[begin Data entries]

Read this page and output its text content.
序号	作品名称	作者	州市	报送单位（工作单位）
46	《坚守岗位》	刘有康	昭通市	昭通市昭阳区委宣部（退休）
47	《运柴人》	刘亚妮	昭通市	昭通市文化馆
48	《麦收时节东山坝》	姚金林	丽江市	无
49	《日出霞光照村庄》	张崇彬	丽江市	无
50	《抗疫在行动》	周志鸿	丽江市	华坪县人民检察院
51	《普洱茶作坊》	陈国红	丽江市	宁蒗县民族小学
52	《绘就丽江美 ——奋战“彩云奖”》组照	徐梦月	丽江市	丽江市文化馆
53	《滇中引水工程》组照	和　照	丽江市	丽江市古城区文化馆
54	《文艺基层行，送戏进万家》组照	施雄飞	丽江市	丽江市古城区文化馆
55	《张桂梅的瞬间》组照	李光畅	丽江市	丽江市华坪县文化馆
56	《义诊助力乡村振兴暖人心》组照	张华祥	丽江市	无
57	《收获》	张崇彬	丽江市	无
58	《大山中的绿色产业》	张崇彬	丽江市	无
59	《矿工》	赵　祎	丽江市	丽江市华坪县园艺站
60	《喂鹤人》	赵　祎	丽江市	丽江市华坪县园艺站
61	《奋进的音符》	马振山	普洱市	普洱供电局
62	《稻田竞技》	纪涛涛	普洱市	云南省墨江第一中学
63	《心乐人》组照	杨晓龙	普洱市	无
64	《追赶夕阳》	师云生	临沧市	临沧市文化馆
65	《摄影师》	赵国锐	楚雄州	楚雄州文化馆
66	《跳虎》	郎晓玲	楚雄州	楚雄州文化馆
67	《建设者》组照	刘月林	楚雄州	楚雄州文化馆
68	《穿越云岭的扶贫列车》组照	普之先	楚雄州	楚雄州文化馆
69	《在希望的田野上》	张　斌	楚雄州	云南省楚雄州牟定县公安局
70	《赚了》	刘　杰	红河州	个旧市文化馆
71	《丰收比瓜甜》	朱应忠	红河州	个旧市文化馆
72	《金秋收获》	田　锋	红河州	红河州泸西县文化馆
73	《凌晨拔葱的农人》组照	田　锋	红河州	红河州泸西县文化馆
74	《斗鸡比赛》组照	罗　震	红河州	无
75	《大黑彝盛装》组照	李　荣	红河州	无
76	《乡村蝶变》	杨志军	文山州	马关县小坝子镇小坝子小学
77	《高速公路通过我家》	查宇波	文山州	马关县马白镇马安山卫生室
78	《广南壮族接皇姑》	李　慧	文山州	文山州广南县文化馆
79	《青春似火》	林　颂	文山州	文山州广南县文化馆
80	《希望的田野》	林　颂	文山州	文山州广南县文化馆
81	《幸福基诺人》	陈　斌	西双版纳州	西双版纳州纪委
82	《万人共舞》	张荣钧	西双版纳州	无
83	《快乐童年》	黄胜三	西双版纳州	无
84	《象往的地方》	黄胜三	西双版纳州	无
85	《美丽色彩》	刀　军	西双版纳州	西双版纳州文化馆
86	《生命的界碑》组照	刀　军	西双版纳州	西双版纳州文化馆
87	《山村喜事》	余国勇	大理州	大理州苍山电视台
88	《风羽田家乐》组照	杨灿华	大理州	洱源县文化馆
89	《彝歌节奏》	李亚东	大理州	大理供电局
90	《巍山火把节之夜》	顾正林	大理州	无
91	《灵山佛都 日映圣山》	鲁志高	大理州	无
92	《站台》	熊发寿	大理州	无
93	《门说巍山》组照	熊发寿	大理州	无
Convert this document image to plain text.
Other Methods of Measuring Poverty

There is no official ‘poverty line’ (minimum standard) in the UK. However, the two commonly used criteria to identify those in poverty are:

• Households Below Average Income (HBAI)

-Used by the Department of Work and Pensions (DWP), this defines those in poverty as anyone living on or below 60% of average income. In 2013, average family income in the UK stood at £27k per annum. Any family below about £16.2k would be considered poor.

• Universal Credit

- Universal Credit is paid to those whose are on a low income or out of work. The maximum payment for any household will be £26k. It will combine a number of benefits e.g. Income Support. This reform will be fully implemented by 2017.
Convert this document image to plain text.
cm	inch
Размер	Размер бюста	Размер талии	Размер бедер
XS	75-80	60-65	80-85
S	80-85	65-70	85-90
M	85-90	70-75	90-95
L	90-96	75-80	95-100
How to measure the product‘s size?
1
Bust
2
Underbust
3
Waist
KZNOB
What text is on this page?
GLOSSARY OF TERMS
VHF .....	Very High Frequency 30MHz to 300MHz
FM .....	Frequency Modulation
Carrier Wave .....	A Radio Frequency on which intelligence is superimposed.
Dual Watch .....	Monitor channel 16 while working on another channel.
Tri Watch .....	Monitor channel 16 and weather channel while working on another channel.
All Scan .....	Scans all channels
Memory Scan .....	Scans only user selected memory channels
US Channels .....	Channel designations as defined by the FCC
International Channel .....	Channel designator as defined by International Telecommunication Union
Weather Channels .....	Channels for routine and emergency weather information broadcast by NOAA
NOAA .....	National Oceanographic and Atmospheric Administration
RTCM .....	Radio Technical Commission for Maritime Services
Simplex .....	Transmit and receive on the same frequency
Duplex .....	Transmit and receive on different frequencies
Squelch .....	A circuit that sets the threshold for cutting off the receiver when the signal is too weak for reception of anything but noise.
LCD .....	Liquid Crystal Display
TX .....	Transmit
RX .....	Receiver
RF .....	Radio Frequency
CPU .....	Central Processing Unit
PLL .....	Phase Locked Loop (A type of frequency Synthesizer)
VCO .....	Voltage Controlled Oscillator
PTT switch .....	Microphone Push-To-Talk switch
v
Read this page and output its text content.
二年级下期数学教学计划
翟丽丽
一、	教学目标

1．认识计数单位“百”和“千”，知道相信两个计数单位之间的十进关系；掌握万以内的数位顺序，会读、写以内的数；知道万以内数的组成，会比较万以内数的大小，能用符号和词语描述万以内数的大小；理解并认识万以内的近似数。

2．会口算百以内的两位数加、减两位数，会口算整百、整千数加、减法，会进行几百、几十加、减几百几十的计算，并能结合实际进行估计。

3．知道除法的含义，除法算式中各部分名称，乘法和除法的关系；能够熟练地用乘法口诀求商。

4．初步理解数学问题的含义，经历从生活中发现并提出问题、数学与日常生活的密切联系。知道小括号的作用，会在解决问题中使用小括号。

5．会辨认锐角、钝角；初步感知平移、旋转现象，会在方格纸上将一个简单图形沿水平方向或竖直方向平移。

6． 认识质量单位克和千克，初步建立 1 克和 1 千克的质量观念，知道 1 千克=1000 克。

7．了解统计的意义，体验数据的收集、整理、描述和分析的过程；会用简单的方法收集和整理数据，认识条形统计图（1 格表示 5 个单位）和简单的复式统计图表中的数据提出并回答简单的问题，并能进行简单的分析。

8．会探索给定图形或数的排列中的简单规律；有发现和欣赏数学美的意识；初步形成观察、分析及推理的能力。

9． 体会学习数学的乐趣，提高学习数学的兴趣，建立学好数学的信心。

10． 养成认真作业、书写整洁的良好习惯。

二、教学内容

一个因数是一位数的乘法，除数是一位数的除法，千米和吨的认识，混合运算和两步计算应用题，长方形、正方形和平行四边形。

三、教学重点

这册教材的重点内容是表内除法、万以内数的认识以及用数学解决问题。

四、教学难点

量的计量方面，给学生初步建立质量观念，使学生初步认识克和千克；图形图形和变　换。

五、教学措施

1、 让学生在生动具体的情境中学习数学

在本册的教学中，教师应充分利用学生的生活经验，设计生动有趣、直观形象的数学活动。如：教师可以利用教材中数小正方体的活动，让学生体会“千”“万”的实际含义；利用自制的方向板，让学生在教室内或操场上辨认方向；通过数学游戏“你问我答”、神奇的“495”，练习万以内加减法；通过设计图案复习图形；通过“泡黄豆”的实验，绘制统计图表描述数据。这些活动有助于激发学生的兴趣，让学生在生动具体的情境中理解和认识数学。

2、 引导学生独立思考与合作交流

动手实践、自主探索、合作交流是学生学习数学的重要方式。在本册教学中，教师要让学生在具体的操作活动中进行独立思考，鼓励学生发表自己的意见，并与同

[end Data entries]

**Directive**
Scan the records above for the string "西双版纳州文化馆", then report every line that contains it.

**Reply**
85	《美丽色彩》	刀　军	西双版纳州	西双版纳州文化馆
86	《生命的界碑》组照	刀　军	西双版纳州	西双版纳州文化馆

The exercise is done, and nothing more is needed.